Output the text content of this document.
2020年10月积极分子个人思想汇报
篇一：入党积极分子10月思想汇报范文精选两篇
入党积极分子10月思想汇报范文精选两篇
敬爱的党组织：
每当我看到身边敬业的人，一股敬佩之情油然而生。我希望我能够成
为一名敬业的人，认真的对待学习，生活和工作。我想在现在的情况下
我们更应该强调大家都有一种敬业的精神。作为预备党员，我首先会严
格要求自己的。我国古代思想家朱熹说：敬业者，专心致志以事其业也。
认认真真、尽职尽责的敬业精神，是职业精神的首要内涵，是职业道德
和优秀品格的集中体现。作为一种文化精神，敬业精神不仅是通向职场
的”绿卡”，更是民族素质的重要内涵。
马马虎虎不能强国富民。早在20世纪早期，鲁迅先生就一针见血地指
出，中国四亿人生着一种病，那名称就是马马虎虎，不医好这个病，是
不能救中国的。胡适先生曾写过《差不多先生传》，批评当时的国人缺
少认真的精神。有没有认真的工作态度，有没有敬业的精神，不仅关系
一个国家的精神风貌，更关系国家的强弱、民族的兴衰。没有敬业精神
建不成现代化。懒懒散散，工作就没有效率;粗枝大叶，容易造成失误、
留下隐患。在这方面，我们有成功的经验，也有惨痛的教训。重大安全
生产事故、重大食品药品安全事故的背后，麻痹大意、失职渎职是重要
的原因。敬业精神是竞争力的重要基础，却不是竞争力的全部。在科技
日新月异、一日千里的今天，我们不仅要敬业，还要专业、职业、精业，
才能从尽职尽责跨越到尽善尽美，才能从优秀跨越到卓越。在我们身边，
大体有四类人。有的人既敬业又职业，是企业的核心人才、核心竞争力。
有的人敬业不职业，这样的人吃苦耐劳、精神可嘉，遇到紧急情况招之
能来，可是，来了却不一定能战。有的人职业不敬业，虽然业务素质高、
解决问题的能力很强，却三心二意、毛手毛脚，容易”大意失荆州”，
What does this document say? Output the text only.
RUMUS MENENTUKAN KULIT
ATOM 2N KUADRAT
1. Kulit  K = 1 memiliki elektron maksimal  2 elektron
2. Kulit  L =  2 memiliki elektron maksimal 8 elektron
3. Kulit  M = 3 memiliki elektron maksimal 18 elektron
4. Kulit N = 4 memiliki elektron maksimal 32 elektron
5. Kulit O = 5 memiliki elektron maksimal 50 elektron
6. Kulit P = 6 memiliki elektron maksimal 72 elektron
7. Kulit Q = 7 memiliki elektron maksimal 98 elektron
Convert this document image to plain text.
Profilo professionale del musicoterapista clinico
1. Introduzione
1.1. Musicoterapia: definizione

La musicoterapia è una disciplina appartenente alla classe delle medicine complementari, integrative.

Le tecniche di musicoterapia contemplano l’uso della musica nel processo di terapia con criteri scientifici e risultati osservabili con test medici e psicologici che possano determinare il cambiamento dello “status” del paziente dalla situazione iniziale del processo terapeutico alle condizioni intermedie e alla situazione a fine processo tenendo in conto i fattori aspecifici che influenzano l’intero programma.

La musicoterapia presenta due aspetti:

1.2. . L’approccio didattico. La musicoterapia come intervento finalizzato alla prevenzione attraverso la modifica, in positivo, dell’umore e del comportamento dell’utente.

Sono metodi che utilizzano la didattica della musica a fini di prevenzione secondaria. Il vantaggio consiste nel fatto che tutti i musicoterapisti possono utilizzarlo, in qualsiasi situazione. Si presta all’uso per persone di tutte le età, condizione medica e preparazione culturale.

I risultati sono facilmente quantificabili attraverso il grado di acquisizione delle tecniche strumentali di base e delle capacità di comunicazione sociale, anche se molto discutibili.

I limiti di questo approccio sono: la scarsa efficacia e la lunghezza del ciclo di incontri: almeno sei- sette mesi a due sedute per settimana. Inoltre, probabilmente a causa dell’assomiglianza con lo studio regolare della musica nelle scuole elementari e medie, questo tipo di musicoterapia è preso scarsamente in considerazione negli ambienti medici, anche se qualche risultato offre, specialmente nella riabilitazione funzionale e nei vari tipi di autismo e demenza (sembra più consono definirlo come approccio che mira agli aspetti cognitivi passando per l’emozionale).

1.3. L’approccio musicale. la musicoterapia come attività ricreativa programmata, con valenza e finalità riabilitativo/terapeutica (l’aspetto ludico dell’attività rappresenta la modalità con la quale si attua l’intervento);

--------------------

**What is being asked:** Using the listing above, show every line that includes the string "delle".

**Response to the exercise:**
La musicoterapia è una disciplina appartenente alla classe delle medicine complementari, integrative.
I risultati sono facilmente quantificabili attraverso il grado di acquisizione delle tecniche strumentali di base e delle capacità di comunicazione sociale, anche se molto discutibili.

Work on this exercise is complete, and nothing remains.